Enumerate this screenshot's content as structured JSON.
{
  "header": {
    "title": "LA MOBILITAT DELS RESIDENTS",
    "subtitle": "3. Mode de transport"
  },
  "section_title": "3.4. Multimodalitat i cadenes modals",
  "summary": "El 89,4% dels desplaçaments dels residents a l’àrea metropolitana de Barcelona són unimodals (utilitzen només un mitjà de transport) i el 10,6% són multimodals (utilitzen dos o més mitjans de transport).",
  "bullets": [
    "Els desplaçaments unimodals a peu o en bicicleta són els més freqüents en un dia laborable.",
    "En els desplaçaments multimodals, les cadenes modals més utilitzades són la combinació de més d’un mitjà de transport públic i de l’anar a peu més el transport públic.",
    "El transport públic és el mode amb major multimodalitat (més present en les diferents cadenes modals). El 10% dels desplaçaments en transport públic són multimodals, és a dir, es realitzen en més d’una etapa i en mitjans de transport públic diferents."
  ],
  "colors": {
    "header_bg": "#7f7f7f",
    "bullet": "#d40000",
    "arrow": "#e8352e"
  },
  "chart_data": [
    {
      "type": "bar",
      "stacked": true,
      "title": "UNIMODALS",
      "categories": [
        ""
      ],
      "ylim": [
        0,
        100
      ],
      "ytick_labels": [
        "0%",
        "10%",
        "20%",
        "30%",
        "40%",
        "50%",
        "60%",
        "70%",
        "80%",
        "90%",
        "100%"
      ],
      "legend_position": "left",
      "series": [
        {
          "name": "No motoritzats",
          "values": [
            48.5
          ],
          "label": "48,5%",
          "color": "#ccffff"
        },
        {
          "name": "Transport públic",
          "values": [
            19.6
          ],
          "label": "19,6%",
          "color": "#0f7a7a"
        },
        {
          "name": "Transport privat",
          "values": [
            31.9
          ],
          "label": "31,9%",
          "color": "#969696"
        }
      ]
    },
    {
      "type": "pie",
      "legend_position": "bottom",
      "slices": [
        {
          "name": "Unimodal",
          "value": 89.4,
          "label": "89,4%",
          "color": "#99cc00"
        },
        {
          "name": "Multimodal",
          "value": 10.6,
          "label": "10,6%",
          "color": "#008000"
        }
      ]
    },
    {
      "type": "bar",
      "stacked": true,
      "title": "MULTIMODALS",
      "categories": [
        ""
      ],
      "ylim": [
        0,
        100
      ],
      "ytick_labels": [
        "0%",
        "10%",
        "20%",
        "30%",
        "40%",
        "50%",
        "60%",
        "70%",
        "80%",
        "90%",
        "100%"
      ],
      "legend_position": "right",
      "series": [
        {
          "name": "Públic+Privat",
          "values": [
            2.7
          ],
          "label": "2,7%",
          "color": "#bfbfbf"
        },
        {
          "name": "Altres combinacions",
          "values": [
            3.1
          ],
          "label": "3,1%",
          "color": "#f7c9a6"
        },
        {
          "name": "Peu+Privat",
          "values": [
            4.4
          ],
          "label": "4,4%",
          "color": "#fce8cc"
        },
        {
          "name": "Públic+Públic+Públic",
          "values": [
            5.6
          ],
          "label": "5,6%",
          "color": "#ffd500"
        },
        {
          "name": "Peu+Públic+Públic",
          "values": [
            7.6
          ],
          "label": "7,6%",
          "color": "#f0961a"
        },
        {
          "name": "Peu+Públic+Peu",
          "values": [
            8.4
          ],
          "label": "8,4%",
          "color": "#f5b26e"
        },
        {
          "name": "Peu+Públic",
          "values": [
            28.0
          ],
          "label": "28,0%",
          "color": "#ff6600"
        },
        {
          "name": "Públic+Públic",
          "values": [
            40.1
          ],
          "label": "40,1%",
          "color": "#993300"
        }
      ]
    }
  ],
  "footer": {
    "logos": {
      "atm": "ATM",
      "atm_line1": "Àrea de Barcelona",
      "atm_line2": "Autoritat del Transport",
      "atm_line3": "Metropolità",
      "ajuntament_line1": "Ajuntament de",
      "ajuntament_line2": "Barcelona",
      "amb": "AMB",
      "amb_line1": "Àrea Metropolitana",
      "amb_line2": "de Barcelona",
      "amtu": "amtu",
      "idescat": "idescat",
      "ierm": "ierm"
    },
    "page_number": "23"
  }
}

###

[DIRECTION]:
Restate every entry word for word.

[TASK RESPONSE]:
Enumerate this screenshot's content as structured JSON.
{
  "header": {
    "title": "LA MOBILITAT DELS RESIDENTS",
    "subtitle": "3. Mode de transport"
  },
  "section_title": "3.4. Multimodalitat i cadenes modals",
  "summary": "El 89,4% dels desplaçaments dels residents a l’àrea metropolitana de Barcelona són unimodals (utilitzen només un mitjà de transport) i el 10,6% són multimodals (utilitzen dos o més mitjans de transport).",
  "bullets": [
    "Els desplaçaments unimodals a peu o en bicicleta són els més freqüents en un dia laborable.",
    "En els desplaçaments multimodals, les cadenes modals més utilitzades són la combinació de més d’un mitjà de transport públic i de l’anar a peu més el transport públic.",
    "El transport públic és el mode amb major multimodalitat (més present en les diferents cadenes modals). El 10% dels desplaçaments en transport públic són multimodals, és a dir, es realitzen en més d’una etapa i en mitjans de transport públic diferents."
  ],
  "colors": {
    "header_bg": "#7f7f7f",
    "bullet": "#d40000",
    "arrow": "#e8352e"
  },
  "chart_data": [
    {
      "type": "bar",
      "stacked": true,
      "title": "UNIMODALS",
      "categories": [
        ""
      ],
      "ylim": [
        0,
        100
      ],
      "ytick_labels": [
        "0%",
        "10%",
        "20%",
        "30%",
        "40%",
        "50%",
        "60%",
        "70%",
        "80%",
        "90%",
        "100%"
      ],
      "legend_position": "left",
      "series": [
        {
          "name": "No motoritzats",
          "values": [
            48.5
          ],
          "label": "48,5%",
          "color": "#ccffff"
        },
        {
          "name": "Transport públic",
          "values": [
            19.6
          ],
          "label": "19,6%",
          "color": "#0f7a7a"
        },
        {
          "name": "Transport privat",
          "values": [
            31.9
          ],
          "label": "31,9%",
          "color": "#969696"
        }
      ]
    },
    {
      "type": "pie",
      "legend_position": "bottom",
      "slices": [
        {
          "name": "Unimodal",
          "value": 89.4,
          "label": "89,4%",
          "color": "#99cc00"
        },
        {
          "name": "Multimodal",
          "value": 10.6,
          "label": "10,6%",
          "color": "#008000"
        }
      ]
    },
    {
      "type": "bar",
      "stacked": true,
      "title": "MULTIMODALS",
      "categories": [
        ""
      ],
      "ylim": [
        0,
        100
      ],
      "ytick_labels": [
        "0%",
        "10%",
        "20%",
        "30%",
        "40%",
        "50%",
        "60%",
        "70%",
        "80%",
        "90%",
        "100%"
      ],
      "legend_position": "right",
      "series": [
        {
          "name": "Públic+Privat",
          "values": [
            2.7
          ],
          "label": "2,7%",
          "color": "#bfbfbf"
        },
        {
          "name": "Altres combinacions",
          "values": [
            3.1
          ],
          "label": "3,1%",
          "color": "#f7c9a6"
        },
        {
          "name": "Peu+Privat",
          "values": [
            4.4
          ],
          "label": "4,4%",
          "color": "#fce8cc"
        },
        {
          "name": "Públic+Públic+Públic",
          "values": [
            5.6
          ],
          "label": "5,6%",
          "color": "#ffd500"
        },
        {
          "name": "Peu+Públic+Públic",
          "values": [
            7.6
          ],
          "label": "7,6%",
          "color": "#f0961a"
        },
        {
          "name": "Peu+Públic+Peu",
          "values": [
            8.4
          ],
          "label": "8,4%",
          "color": "#f5b26e"
        },
        {
          "name": "Peu+Públic",
          "values": [
            28.0
          ],
          "label": "28,0%",
          "color": "#ff6600"
        },
        {
          "name": "Públic+Públic",
          "values": [
            40.1
          ],
          "label": "40,1%",
          "color": "#993300"
        }
      ]
    }
  ],
  "footer": {
    "logos": {
      "atm": "ATM",
      "atm_line1": "Àrea de Barcelona",
      "atm_line2": "Autoritat del Transport",
      "atm_line3": "Metropolità",
      "ajuntament_line1": "Ajuntament de",
      "ajuntament_line2": "Barcelona",
      "amb": "AMB",
      "amb_line1": "Àrea Metropolitana",
      "amb_line2": "de Barcelona",
      "amtu": "amtu",
      "idescat": "idescat",
      "ierm": "ierm"
    },
    "page_number": "23"
  }
}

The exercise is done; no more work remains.